[start]

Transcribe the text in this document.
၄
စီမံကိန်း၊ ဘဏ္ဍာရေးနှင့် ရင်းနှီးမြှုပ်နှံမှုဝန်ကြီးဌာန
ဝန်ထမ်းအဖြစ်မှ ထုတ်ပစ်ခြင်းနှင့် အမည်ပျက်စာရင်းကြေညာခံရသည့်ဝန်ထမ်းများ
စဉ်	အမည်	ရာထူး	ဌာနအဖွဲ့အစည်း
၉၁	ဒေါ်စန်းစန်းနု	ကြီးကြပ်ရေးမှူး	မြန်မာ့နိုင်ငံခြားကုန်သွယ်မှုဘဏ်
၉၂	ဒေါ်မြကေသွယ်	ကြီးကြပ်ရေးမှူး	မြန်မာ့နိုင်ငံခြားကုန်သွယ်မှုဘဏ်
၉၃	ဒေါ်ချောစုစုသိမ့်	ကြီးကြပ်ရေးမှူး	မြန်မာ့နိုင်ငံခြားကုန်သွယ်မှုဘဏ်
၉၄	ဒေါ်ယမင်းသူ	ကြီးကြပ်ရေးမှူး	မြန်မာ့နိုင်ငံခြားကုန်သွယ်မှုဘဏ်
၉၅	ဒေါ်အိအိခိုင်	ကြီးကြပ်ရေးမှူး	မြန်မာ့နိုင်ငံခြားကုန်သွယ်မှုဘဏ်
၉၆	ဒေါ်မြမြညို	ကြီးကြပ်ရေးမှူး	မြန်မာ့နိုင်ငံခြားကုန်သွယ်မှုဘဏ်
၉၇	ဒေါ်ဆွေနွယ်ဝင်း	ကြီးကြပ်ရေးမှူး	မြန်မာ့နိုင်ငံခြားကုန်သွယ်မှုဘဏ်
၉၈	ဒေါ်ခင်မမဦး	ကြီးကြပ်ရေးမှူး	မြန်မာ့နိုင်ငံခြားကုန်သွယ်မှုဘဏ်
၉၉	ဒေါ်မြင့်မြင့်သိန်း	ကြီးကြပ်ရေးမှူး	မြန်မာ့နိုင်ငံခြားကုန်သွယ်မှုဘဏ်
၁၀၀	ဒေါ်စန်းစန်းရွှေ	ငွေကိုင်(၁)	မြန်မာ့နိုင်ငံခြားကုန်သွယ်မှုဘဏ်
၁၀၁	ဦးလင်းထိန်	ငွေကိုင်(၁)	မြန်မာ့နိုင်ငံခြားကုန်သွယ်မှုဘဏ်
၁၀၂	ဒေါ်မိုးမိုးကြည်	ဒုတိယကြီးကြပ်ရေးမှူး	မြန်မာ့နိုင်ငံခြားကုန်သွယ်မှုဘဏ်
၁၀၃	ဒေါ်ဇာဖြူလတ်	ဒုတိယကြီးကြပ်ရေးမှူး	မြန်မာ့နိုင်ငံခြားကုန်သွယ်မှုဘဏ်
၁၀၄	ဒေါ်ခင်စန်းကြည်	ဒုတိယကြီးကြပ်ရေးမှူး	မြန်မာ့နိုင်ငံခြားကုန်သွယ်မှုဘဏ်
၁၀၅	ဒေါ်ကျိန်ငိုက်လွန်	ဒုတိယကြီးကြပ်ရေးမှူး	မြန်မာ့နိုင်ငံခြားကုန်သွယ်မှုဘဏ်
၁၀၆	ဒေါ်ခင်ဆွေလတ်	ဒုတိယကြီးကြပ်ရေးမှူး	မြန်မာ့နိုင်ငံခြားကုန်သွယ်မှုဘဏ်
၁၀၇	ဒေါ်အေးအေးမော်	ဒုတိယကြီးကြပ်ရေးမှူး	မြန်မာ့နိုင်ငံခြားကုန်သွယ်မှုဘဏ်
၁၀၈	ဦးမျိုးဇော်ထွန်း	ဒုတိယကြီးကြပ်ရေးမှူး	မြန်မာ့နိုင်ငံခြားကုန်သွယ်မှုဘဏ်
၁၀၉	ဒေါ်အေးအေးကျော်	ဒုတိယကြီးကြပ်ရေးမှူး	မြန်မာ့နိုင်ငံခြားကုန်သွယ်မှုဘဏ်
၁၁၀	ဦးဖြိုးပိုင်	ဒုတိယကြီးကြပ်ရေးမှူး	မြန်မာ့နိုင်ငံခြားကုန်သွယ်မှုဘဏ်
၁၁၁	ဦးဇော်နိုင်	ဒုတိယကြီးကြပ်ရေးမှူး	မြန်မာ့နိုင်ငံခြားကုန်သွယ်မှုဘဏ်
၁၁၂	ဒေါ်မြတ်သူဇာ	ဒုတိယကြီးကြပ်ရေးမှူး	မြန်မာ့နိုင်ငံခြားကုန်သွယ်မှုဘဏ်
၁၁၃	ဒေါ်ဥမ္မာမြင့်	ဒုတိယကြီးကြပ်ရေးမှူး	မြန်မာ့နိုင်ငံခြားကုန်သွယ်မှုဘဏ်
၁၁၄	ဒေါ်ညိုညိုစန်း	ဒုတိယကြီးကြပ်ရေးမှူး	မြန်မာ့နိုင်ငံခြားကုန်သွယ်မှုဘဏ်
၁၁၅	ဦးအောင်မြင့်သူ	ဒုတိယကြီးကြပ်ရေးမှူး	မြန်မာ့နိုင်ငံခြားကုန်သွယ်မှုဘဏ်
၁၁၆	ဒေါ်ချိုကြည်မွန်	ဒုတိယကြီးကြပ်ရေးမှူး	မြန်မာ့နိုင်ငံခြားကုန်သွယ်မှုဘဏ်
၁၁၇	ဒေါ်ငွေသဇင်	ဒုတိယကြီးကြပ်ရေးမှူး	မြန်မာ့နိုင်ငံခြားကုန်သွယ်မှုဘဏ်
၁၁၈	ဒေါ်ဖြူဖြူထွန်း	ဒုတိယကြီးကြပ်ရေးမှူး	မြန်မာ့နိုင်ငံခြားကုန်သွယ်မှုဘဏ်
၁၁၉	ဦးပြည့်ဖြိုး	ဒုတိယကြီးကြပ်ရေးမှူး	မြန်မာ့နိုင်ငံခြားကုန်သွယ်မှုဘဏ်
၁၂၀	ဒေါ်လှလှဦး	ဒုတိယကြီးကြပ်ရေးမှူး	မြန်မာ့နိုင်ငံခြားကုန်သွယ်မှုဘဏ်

[end]

→ Exercise:
Write out the entries above word for word.

→ Written solution:
Transcribe the text in this document.
၄
စီမံကိန်း၊ ဘဏ္ဍာရေးနှင့် ရင်းနှီးမြှုပ်နှံမှုဝန်ကြီးဌာန
ဝန်ထမ်းအဖြစ်မှ ထုတ်ပစ်ခြင်းနှင့် အမည်ပျက်စာရင်းကြေညာခံရသည့်ဝန်ထမ်းများ
စဉ်	အမည်	ရာထူး	ဌာနအဖွဲ့အစည်း
၉၁	ဒေါ်စန်းစန်းနု	ကြီးကြပ်ရေးမှူး	မြန်မာ့နိုင်ငံခြားကုန်သွယ်မှုဘဏ်
၉၂	ဒေါ်မြကေသွယ်	ကြီးကြပ်ရေးမှူး	မြန်မာ့နိုင်ငံခြားကုန်သွယ်မှုဘဏ်
၉၃	ဒေါ်ချောစုစုသိမ့်	ကြီးကြပ်ရေးမှူး	မြန်မာ့နိုင်ငံခြားကုန်သွယ်မှုဘဏ်
၉၄	ဒေါ်ယမင်းသူ	ကြီးကြပ်ရေးမှူး	မြန်မာ့နိုင်ငံခြားကုန်သွယ်မှုဘဏ်
၉၅	ဒေါ်အိအိခိုင်	ကြီးကြပ်ရေးမှူး	မြန်မာ့နိုင်ငံခြားကုန်သွယ်မှုဘဏ်
၉၆	ဒေါ်မြမြညို	ကြီးကြပ်ရေးမှူး	မြန်မာ့နိုင်ငံခြားကုန်သွယ်မှုဘဏ်
၉၇	ဒေါ်ဆွေနွယ်ဝင်း	ကြီးကြပ်ရေးမှူး	မြန်မာ့နိုင်ငံခြားကုန်သွယ်မှုဘဏ်
၉၈	ဒေါ်ခင်မမဦး	ကြီးကြပ်ရေးမှူး	မြန်မာ့နိုင်ငံခြားကုန်သွယ်မှုဘဏ်
၉၉	ဒေါ်မြင့်မြင့်သိန်း	ကြီးကြပ်ရေးမှူး	မြန်မာ့နိုင်ငံခြားကုန်သွယ်မှုဘဏ်
၁၀၀	ဒေါ်စန်းစန်းရွှေ	ငွေကိုင်(၁)	မြန်မာ့နိုင်ငံခြားကုန်သွယ်မှုဘဏ်
၁၀၁	ဦးလင်းထိန်	ငွေကိုင်(၁)	မြန်မာ့နိုင်ငံခြားကုန်သွယ်မှုဘဏ်
၁၀၂	ဒေါ်မိုးမိုးကြည်	ဒုတိယကြီးကြပ်ရေးမှူး	မြန်မာ့နိုင်ငံခြားကုန်သွယ်မှုဘဏ်
၁၀၃	ဒေါ်ဇာဖြူလတ်	ဒုတိယကြီးကြပ်ရေးမှူး	မြန်မာ့နိုင်ငံခြားကုန်သွယ်မှုဘဏ်
၁၀၄	ဒေါ်ခင်စန်းကြည်	ဒုတိယကြီးကြပ်ရေးမှူး	မြန်မာ့နိုင်ငံခြားကုန်သွယ်မှုဘဏ်
၁၀၅	ဒေါ်ကျိန်ငိုက်လွန်	ဒုတိယကြီးကြပ်ရေးမှူး	မြန်မာ့နိုင်ငံခြားကုန်သွယ်မှုဘဏ်
၁၀၆	ဒေါ်ခင်ဆွေလတ်	ဒုတိယကြီးကြပ်ရေးမှူး	မြန်မာ့နိုင်ငံခြားကုန်သွယ်မှုဘဏ်
၁၀၇	ဒေါ်အေးအေးမော်	ဒုတိယကြီးကြပ်ရေးမှူး	မြန်မာ့နိုင်ငံခြားကုန်သွယ်မှုဘဏ်
၁၀၈	ဦးမျိုးဇော်ထွန်း	ဒုတိယကြီးကြပ်ရေးမှူး	မြန်မာ့နိုင်ငံခြားကုန်သွယ်မှုဘဏ်
၁၀၉	ဒေါ်အေးအေးကျော်	ဒုတိယကြီးကြပ်ရေးမှူး	မြန်မာ့နိုင်ငံခြားကုန်သွယ်မှုဘဏ်
၁၁၀	ဦးဖြိုးပိုင်	ဒုတိယကြီးကြပ်ရေးမှူး	မြန်မာ့နိုင်ငံခြားကုန်သွယ်မှုဘဏ်
၁၁၁	ဦးဇော်နိုင်	ဒုတိယကြီးကြပ်ရေးမှူး	မြန်မာ့နိုင်ငံခြားကုန်သွယ်မှုဘဏ်
၁၁၂	ဒေါ်မြတ်သူဇာ	ဒုတိယကြီးကြပ်ရေးမှူး	မြန်မာ့နိုင်ငံခြားကုန်သွယ်မှုဘဏ်
၁၁၃	ဒေါ်ဥမ္မာမြင့်	ဒုတိယကြီးကြပ်ရေးမှူး	မြန်မာ့နိုင်ငံခြားကုန်သွယ်မှုဘဏ်
၁၁၄	ဒေါ်ညိုညိုစန်း	ဒုတိယကြီးကြပ်ရေးမှူး	မြန်မာ့နိုင်ငံခြားကုန်သွယ်မှုဘဏ်
၁၁၅	ဦးအောင်မြင့်သူ	ဒုတိယကြီးကြပ်ရေးမှူး	မြန်မာ့နိုင်ငံခြားကုန်သွယ်မှုဘဏ်
၁၁၆	ဒေါ်ချိုကြည်မွန်	ဒုတိယကြီးကြပ်ရေးမှူး	မြန်မာ့နိုင်ငံခြားကုန်သွယ်မှုဘဏ်
၁၁၇	ဒေါ်ငွေသဇင်	ဒုတိယကြီးကြပ်ရေးမှူး	မြန်မာ့နိုင်ငံခြားကုန်သွယ်မှုဘဏ်
၁၁၈	ဒေါ်ဖြူဖြူထွန်း	ဒုတိယကြီးကြပ်ရေးမှူး	မြန်မာ့နိုင်ငံခြားကုန်သွယ်မှုဘဏ်
၁၁၉	ဦးပြည့်ဖြိုး	ဒုတိယကြီးကြပ်ရေးမှူး	မြန်မာ့နိုင်ငံခြားကုန်သွယ်မှုဘဏ်
၁၂၀	ဒေါ်လှလှဦး	ဒုတိယကြီးကြပ်ရေးမှူး	မြန်မာ့နိုင်ငံခြားကုန်သွယ်မှုဘဏ်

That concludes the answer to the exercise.